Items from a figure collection
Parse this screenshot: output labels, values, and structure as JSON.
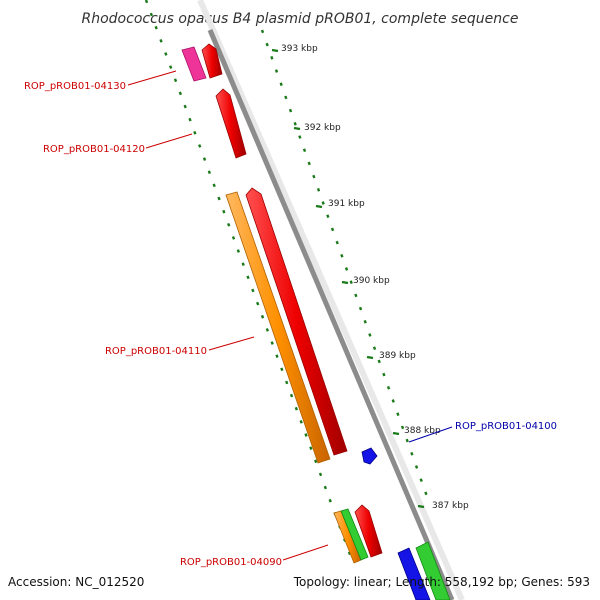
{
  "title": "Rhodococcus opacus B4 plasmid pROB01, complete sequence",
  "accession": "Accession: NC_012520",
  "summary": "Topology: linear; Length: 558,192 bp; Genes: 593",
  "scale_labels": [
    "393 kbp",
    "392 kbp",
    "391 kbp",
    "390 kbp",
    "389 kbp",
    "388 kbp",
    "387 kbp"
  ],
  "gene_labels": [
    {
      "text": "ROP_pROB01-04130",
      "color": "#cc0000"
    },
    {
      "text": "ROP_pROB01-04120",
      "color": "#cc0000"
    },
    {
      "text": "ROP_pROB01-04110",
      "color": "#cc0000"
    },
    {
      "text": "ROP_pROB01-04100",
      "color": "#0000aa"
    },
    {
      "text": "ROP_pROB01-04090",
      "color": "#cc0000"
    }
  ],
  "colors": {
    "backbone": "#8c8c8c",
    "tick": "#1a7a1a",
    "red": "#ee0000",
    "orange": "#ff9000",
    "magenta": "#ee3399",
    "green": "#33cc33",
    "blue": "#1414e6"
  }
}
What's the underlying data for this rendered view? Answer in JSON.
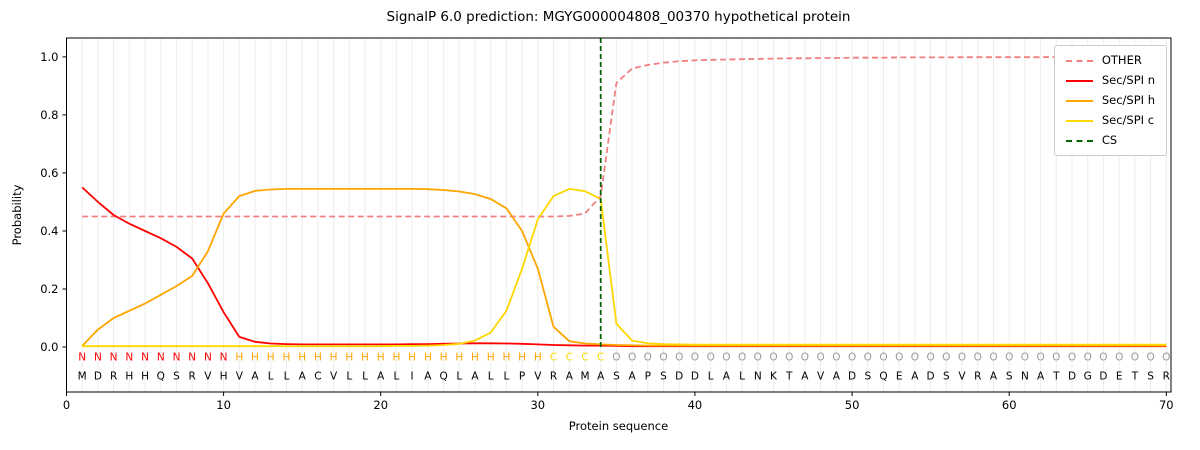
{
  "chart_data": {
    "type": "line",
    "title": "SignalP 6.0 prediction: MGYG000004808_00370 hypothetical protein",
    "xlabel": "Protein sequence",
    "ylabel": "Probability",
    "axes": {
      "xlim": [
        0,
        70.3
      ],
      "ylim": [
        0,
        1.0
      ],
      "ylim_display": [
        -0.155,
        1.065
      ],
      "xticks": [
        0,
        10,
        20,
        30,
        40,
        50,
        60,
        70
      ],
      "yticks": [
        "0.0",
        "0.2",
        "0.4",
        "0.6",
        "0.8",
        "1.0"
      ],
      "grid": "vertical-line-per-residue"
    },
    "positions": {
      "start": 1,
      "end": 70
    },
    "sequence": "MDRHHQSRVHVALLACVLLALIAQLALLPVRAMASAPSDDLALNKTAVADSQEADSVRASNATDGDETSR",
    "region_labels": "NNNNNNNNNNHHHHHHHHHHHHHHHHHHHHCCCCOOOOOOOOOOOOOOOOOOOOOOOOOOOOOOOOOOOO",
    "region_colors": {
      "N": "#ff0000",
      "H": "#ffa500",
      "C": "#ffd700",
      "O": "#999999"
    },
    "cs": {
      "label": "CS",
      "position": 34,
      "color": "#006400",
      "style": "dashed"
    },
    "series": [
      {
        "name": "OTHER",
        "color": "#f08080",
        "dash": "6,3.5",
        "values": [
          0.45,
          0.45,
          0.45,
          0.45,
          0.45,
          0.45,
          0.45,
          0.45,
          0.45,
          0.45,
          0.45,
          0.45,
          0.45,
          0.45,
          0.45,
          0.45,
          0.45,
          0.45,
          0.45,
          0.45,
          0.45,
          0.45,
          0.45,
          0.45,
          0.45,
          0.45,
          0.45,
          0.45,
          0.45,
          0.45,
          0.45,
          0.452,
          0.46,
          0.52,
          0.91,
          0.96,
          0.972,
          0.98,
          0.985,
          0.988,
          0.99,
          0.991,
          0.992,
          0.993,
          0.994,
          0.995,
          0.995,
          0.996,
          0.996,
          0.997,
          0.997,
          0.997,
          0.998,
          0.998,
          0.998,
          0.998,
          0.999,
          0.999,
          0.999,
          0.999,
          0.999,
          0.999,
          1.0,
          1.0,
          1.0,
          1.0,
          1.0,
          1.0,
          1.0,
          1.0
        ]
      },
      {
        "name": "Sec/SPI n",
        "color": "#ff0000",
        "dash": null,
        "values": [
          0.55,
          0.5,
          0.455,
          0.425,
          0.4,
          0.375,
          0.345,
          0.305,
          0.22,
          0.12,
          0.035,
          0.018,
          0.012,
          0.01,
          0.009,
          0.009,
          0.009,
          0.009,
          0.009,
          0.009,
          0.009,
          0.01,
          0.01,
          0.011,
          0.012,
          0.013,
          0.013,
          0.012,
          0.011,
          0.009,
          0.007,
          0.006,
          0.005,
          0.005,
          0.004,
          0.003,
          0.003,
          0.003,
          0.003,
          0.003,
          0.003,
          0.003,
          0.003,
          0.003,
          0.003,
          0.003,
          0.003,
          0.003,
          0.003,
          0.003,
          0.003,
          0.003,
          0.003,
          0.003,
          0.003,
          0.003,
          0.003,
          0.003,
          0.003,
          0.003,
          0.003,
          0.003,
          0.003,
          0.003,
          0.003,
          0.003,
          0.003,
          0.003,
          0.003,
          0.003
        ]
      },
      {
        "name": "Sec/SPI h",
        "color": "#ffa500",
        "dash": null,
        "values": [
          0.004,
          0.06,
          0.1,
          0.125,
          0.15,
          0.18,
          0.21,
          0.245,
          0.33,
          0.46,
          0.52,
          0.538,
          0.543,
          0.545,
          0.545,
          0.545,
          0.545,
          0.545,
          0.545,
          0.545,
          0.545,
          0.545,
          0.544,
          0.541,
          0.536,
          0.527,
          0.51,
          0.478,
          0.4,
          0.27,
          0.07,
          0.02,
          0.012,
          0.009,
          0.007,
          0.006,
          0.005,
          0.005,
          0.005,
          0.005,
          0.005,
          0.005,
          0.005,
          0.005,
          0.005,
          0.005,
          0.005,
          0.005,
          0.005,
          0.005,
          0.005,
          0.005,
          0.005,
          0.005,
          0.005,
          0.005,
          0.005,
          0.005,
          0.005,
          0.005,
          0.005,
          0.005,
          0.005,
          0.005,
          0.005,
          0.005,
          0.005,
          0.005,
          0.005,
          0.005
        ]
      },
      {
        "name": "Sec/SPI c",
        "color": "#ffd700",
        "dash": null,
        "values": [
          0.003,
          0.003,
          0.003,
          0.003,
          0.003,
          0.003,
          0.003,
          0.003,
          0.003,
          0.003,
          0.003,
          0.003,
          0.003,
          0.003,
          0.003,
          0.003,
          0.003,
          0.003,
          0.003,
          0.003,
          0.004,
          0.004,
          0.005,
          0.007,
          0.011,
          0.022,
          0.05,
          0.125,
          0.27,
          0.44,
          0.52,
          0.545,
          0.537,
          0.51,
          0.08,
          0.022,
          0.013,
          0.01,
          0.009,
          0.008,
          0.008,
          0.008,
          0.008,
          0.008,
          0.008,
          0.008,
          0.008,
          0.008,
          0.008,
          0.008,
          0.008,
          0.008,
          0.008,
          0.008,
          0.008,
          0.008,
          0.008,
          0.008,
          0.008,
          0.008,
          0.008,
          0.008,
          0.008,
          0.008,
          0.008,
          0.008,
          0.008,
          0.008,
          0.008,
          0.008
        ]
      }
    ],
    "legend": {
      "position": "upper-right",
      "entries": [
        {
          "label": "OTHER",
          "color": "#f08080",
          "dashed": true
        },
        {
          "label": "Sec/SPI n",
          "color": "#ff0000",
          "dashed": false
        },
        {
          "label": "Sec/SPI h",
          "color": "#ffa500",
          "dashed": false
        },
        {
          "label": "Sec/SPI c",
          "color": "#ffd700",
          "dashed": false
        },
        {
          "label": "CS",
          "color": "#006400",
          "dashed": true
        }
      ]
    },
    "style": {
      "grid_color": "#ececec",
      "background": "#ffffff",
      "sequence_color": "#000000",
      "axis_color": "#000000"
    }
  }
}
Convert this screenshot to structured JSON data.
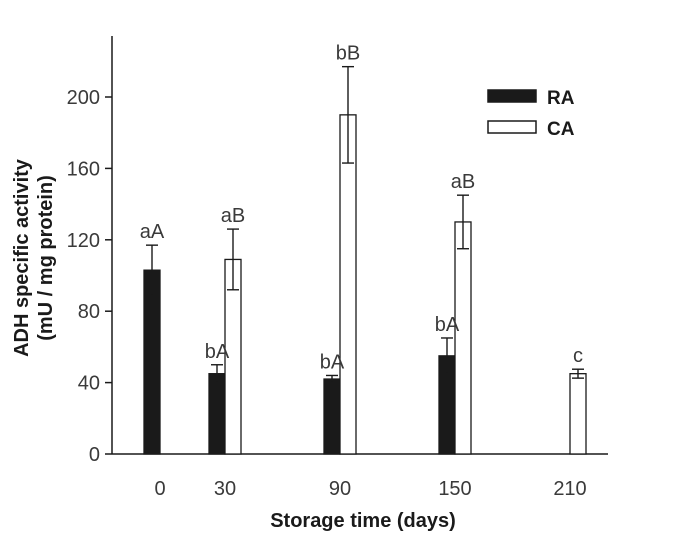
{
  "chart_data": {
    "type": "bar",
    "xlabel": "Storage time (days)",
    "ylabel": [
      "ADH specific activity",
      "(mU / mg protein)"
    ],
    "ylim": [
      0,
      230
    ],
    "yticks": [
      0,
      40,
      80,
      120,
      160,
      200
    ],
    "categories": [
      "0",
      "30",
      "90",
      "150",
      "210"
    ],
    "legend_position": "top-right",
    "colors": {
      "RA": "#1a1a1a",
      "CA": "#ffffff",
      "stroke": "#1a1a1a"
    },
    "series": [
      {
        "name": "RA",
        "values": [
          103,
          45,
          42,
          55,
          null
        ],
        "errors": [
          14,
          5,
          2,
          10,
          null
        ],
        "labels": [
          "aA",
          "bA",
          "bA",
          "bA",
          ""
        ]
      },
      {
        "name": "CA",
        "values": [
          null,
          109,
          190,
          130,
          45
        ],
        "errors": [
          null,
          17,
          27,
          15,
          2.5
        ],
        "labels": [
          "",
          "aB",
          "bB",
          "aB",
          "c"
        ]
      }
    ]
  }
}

■ **Assignment**: Pick from the records each line that contains the word "xlabel" and show it.

■ **Solution**:
    "xlabel": "Protein sequence",
    "xlabel": "Storage time (days)",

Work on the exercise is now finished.